| Listing |
::::::
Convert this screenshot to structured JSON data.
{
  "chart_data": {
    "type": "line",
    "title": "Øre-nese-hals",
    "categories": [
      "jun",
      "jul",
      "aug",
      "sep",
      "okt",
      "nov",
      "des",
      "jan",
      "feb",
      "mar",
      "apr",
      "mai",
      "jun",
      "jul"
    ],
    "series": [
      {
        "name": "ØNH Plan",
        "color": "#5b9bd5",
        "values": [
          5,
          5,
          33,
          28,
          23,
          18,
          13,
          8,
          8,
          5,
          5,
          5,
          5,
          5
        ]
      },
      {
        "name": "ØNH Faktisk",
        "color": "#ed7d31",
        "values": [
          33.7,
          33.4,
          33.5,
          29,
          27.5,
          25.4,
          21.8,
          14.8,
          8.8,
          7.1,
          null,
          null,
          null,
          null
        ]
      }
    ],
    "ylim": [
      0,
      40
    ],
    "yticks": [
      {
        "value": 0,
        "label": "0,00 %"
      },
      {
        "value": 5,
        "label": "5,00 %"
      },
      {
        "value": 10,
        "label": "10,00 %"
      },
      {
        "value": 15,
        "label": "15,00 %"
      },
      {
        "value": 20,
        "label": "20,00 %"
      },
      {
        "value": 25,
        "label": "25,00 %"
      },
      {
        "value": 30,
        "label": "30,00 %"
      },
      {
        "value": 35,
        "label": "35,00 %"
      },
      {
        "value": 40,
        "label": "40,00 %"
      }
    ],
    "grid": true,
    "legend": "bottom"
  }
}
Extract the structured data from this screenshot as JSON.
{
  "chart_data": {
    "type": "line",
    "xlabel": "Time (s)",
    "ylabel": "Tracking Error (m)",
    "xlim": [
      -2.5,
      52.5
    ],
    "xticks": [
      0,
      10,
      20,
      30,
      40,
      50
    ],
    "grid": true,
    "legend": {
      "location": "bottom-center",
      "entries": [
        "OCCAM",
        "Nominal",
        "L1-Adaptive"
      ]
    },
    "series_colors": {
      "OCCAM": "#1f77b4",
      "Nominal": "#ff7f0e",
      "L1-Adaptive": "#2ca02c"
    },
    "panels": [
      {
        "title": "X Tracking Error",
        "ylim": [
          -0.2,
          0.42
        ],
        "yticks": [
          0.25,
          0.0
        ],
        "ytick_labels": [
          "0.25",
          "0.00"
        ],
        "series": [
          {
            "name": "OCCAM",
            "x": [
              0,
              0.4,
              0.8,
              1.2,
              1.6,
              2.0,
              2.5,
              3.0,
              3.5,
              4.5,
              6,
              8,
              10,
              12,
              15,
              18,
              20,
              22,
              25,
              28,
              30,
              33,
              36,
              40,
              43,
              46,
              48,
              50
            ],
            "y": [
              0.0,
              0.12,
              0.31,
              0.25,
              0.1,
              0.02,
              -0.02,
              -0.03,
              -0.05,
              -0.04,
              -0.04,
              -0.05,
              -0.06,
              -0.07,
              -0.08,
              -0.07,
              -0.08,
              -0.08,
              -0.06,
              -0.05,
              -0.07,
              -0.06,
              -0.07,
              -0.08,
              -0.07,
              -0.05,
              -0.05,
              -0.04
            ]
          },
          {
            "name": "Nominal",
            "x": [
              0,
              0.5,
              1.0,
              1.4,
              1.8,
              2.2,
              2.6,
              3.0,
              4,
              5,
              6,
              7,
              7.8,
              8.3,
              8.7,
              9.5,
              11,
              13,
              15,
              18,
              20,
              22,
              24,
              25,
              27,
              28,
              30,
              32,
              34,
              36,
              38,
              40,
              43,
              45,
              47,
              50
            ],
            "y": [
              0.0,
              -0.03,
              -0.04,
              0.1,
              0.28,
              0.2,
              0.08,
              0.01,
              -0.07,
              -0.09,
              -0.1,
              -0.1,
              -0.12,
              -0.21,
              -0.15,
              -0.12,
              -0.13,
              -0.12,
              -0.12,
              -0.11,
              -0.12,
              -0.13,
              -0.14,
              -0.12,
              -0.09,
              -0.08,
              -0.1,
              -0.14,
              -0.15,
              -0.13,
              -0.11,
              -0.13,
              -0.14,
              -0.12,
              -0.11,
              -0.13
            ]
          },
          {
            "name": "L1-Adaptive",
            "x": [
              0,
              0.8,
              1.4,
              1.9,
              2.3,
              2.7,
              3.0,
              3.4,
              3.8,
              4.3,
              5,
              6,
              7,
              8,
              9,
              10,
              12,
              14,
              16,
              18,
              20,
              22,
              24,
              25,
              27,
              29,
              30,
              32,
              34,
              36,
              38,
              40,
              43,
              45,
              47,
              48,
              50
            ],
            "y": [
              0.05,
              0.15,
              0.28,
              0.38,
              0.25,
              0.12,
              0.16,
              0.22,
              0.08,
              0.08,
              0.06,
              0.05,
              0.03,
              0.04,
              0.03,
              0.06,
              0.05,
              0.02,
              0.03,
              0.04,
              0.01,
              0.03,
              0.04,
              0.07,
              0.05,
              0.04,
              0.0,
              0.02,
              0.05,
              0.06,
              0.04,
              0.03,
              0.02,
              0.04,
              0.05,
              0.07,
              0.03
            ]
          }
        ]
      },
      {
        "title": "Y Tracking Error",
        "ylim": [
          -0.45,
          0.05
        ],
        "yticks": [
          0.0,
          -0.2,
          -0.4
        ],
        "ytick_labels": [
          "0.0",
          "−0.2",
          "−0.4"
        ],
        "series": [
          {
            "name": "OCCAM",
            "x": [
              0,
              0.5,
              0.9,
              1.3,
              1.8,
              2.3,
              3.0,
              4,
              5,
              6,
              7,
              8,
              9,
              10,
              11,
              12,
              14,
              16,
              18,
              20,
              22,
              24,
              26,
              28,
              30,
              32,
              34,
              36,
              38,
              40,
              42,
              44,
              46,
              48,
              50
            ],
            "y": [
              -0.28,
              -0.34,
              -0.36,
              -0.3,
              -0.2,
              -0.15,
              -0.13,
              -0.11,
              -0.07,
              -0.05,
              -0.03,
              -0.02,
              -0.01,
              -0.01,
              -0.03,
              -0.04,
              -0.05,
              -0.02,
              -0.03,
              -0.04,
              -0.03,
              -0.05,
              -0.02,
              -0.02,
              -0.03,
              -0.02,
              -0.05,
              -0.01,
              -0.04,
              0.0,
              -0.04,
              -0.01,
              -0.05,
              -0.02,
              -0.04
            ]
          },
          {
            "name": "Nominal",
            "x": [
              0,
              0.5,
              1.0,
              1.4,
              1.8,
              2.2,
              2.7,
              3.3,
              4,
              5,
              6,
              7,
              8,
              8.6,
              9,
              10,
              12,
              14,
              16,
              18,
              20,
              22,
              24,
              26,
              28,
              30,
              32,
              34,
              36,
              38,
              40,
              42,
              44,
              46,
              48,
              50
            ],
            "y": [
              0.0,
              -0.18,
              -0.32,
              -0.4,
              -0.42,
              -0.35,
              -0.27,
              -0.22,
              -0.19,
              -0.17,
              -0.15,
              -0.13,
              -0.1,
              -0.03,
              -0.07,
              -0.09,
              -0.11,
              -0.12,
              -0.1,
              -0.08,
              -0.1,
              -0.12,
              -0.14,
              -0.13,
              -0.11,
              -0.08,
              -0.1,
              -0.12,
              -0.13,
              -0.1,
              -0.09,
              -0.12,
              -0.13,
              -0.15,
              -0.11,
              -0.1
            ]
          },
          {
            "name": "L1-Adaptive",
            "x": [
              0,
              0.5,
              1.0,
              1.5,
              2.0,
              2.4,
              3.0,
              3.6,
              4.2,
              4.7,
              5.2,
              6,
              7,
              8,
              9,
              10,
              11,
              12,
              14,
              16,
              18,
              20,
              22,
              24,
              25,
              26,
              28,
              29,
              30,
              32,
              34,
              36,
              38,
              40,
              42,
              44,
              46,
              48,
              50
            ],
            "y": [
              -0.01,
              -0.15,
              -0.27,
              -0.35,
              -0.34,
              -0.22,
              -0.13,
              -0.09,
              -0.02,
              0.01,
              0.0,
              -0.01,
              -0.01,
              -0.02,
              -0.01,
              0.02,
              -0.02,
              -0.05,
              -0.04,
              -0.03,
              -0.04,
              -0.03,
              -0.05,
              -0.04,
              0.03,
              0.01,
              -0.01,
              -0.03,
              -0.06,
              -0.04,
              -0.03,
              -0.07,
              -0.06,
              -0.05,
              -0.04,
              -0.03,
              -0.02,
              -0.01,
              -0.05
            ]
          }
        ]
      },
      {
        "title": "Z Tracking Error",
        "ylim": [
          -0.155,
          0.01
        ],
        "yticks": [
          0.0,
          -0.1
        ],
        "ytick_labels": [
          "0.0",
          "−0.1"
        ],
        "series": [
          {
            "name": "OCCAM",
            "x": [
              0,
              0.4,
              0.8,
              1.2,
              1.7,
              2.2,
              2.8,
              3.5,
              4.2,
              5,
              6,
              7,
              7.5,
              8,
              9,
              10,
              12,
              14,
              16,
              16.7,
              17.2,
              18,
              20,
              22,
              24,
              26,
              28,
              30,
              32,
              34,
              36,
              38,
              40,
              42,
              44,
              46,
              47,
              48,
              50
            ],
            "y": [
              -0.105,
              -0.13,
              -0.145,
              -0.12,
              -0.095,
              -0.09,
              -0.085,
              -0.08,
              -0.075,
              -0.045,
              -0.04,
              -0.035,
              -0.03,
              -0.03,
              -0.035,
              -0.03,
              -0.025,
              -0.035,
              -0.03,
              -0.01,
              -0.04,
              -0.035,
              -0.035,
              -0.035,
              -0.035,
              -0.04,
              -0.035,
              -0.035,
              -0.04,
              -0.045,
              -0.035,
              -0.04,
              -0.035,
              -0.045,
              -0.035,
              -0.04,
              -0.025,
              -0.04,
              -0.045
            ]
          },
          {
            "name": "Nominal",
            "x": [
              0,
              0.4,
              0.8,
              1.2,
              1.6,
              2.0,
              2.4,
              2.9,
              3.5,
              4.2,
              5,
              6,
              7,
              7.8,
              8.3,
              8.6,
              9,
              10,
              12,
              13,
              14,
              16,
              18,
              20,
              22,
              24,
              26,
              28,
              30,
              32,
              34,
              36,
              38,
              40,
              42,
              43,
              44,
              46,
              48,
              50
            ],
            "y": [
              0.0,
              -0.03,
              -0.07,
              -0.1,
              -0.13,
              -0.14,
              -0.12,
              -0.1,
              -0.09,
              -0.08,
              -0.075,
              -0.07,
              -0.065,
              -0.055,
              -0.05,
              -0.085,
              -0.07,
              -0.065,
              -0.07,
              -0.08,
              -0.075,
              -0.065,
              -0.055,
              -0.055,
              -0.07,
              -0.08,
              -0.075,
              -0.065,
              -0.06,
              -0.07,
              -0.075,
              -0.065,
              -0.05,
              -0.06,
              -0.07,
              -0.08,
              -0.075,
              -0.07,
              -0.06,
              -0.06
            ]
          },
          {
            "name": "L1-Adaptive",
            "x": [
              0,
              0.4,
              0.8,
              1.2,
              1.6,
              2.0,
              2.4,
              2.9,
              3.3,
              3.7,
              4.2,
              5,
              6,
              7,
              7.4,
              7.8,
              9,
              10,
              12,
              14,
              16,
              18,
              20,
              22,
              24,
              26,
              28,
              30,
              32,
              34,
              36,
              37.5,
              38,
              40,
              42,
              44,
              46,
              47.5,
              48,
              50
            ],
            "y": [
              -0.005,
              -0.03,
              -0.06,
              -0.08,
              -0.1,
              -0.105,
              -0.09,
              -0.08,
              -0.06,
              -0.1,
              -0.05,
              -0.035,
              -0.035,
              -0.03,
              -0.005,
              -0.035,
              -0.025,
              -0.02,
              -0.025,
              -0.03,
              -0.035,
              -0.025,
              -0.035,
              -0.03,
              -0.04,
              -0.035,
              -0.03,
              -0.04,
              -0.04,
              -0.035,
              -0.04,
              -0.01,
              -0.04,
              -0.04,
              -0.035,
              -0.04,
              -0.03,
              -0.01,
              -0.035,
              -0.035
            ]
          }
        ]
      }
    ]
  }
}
::::::
Your task is to pick out every line with the string "title" and copy it.

| Exercise response |
    "title": "Øre-nese-hals",
        "title": "X Tracking Error",
        "title": "Y Tracking Error",
        "title": "Z Tracking Error",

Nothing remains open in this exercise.